Task:
Identify and copy all lines of the material where the string "Stone" is found.

Data excerpts:
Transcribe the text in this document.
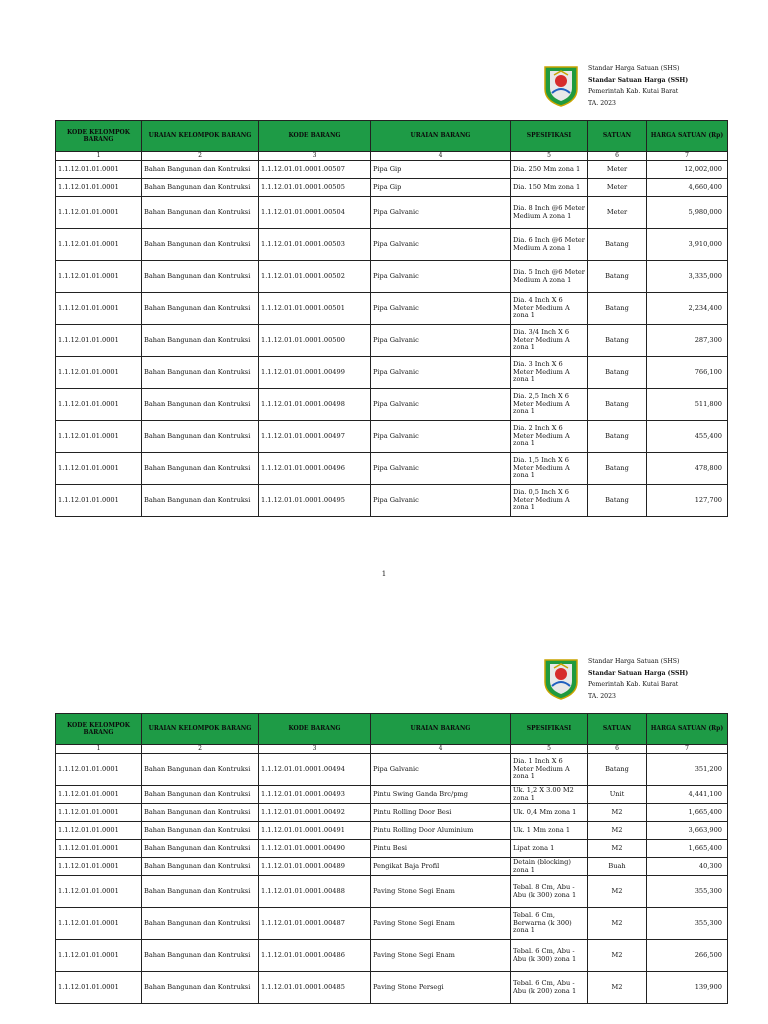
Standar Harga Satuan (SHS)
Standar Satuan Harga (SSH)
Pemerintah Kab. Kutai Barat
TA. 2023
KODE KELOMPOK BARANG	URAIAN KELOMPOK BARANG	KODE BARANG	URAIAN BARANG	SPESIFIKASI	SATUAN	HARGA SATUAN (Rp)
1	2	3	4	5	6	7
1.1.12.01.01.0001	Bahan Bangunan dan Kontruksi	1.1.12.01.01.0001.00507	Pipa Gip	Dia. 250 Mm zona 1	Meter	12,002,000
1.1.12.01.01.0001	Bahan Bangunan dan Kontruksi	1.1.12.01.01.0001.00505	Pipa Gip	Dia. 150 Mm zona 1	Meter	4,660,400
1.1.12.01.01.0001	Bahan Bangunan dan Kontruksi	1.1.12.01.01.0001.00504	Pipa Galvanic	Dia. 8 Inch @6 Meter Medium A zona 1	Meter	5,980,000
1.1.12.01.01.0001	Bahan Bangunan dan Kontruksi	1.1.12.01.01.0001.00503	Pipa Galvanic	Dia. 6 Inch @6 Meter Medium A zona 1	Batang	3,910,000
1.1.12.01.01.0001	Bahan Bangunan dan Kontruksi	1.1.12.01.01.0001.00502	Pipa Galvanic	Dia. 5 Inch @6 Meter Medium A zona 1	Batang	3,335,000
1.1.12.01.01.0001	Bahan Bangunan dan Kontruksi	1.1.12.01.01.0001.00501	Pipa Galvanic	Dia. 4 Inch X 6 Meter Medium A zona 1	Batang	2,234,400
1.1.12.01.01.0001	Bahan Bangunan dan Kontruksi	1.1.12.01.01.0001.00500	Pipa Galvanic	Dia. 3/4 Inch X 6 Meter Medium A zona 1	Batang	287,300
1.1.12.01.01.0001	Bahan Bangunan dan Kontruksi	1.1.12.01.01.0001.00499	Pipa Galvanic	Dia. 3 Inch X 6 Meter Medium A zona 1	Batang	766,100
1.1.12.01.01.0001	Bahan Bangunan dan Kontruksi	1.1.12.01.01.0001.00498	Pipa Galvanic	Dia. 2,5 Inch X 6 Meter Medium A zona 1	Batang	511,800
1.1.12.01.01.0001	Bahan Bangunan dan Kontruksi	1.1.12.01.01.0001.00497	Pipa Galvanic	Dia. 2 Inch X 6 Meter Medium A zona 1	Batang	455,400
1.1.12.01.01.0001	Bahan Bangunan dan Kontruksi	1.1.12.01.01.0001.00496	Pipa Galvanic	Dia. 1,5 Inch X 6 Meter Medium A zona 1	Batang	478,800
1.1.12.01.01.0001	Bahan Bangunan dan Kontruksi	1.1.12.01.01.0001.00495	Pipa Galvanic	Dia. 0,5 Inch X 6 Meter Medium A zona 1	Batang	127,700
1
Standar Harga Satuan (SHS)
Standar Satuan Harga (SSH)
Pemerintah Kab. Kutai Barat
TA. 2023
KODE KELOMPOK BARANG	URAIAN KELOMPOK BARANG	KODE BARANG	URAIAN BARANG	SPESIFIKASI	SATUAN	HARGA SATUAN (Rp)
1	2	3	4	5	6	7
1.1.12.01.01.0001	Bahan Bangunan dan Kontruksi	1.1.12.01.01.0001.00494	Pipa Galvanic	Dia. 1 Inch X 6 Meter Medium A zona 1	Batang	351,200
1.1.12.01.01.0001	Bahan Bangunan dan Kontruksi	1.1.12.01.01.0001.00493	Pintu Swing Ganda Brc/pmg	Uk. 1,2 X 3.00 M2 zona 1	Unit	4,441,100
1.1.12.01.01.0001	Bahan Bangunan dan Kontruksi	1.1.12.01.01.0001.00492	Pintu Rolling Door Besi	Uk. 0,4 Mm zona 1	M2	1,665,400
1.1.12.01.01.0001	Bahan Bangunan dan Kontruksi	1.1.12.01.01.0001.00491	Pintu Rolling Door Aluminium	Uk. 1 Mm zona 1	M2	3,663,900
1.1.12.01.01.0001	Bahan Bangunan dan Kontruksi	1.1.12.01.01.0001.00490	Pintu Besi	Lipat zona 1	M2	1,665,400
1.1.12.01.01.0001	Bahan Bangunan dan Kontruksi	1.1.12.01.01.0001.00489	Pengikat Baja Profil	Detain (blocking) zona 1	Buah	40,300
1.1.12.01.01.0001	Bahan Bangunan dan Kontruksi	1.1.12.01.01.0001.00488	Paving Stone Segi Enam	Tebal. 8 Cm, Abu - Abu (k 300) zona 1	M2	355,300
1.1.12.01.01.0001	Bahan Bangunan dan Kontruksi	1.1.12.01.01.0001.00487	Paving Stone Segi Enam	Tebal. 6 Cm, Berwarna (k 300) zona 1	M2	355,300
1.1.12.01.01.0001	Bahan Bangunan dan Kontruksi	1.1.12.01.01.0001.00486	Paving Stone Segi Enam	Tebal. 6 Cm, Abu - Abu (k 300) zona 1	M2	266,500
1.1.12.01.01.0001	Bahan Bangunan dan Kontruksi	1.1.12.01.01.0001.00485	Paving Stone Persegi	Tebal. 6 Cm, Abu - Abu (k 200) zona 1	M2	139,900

Exercise solution:
1.1.12.01.01.0001	Bahan Bangunan dan Kontruksi	1.1.12.01.01.0001.00488	Paving Stone Segi Enam	Tebal. 8 Cm, Abu - Abu (k 300) zona 1	M2	355,300
1.1.12.01.01.0001	Bahan Bangunan dan Kontruksi	1.1.12.01.01.0001.00487	Paving Stone Segi Enam	Tebal. 6 Cm, Berwarna (k 300) zona 1	M2	355,300
1.1.12.01.01.0001	Bahan Bangunan dan Kontruksi	1.1.12.01.01.0001.00486	Paving Stone Segi Enam	Tebal. 6 Cm, Abu - Abu (k 300) zona 1	M2	266,500
1.1.12.01.01.0001	Bahan Bangunan dan Kontruksi	1.1.12.01.01.0001.00485	Paving Stone Persegi	Tebal. 6 Cm, Abu - Abu (k 200) zona 1	M2	139,900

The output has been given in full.